-- WHAT IS REQUIRED --
In the records below, find each line containing the word "document" and copy it.

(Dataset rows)
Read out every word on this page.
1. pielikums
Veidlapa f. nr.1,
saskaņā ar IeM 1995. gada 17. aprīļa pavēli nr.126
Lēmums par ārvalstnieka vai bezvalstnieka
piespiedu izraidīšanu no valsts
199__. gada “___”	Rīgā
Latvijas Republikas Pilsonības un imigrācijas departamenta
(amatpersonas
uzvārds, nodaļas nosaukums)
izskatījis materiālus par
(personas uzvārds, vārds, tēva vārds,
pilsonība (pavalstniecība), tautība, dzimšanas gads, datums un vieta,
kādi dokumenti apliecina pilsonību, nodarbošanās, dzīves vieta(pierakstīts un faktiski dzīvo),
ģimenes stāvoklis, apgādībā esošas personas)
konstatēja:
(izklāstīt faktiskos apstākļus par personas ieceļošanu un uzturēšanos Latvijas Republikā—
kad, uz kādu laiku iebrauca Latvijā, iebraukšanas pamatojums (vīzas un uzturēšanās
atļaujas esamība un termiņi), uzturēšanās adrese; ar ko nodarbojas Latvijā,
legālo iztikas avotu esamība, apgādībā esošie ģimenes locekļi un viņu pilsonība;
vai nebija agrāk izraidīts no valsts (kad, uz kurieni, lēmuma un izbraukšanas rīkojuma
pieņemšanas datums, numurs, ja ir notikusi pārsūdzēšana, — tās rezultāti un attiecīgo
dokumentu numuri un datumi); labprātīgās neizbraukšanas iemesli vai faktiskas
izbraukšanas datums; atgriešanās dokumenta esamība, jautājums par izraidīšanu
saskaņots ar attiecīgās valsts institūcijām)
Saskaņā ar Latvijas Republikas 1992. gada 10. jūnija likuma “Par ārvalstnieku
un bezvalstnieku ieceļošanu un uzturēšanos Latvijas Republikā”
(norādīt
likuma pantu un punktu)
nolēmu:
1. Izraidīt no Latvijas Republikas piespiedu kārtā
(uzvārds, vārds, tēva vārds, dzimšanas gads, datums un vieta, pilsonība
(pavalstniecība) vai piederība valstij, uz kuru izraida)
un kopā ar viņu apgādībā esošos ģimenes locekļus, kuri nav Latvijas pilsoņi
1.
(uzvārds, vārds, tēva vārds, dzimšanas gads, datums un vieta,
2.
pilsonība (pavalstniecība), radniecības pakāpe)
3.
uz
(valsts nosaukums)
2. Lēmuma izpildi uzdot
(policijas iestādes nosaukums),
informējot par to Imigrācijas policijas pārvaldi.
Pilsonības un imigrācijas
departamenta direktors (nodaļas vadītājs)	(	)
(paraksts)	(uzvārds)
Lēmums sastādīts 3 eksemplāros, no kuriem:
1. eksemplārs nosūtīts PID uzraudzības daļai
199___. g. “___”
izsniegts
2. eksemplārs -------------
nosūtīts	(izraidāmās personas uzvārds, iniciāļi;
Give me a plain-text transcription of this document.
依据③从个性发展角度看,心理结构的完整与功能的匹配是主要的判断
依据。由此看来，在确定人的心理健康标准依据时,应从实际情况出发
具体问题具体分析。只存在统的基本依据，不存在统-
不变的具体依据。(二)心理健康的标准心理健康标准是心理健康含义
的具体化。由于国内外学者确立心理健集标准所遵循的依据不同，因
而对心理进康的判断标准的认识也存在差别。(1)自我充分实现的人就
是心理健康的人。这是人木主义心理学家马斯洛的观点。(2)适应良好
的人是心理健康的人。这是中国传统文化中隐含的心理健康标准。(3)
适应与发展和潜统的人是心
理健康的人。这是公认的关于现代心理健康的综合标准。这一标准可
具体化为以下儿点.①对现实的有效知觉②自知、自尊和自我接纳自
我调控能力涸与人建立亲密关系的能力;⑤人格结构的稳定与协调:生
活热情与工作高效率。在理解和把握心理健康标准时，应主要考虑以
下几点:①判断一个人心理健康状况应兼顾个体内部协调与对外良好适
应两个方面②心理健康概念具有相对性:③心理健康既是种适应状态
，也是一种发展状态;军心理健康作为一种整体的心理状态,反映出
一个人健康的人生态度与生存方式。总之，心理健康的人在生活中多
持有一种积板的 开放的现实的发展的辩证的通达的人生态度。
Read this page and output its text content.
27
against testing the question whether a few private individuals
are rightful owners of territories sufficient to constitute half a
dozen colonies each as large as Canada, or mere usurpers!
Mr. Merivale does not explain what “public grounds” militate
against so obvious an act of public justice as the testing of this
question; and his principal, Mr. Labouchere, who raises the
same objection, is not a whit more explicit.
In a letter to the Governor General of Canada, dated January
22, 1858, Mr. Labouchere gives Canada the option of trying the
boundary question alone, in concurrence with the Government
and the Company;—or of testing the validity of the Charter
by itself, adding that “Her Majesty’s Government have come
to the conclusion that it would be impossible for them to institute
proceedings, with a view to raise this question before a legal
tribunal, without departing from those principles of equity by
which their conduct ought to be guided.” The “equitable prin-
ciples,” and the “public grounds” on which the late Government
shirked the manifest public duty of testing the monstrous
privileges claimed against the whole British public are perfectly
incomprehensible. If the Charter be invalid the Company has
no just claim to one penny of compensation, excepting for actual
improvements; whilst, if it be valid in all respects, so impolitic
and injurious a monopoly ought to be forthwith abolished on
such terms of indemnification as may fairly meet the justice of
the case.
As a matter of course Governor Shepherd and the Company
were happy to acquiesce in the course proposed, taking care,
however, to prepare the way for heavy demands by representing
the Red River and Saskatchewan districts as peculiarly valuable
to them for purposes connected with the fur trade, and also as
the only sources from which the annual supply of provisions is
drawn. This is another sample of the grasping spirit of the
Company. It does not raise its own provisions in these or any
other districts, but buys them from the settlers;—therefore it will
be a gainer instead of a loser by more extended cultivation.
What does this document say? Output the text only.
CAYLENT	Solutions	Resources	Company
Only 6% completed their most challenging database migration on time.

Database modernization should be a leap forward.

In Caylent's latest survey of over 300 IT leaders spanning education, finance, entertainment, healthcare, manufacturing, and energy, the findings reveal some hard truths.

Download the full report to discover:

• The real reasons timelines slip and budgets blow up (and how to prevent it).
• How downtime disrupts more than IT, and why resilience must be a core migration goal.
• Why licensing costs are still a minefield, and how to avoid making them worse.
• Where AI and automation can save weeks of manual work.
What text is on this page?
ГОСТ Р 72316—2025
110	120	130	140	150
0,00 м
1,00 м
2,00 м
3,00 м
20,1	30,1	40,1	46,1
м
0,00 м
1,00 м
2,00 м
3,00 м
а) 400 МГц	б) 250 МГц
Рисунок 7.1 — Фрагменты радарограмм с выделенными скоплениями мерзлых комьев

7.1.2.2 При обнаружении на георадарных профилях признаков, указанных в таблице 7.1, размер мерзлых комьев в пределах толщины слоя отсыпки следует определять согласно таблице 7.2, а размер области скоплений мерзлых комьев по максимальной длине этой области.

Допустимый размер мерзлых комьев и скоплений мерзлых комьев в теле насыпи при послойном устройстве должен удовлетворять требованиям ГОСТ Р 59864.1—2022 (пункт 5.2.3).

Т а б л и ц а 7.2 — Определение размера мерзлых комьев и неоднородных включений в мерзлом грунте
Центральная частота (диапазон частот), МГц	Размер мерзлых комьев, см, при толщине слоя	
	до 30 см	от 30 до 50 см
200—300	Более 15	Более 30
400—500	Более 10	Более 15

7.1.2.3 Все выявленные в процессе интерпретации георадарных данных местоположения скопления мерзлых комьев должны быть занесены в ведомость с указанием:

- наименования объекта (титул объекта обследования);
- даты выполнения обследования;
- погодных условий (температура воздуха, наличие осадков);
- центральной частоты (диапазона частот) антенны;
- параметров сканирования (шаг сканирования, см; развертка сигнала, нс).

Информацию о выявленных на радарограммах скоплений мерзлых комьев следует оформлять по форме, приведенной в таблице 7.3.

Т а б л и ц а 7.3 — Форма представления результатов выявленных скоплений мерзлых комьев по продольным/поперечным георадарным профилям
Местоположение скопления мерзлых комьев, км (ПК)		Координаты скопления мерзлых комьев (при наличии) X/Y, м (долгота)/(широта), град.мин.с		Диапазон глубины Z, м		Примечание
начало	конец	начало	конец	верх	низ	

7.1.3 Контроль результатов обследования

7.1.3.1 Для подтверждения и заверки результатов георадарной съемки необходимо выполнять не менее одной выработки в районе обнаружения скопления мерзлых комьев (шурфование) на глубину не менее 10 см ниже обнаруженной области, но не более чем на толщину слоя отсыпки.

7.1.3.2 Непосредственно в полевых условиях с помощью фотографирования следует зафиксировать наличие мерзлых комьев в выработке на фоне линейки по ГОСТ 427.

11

-- WRITTEN ANSWER --
Give me a plain-text transcription of this document.
What does this document say? Output the text only.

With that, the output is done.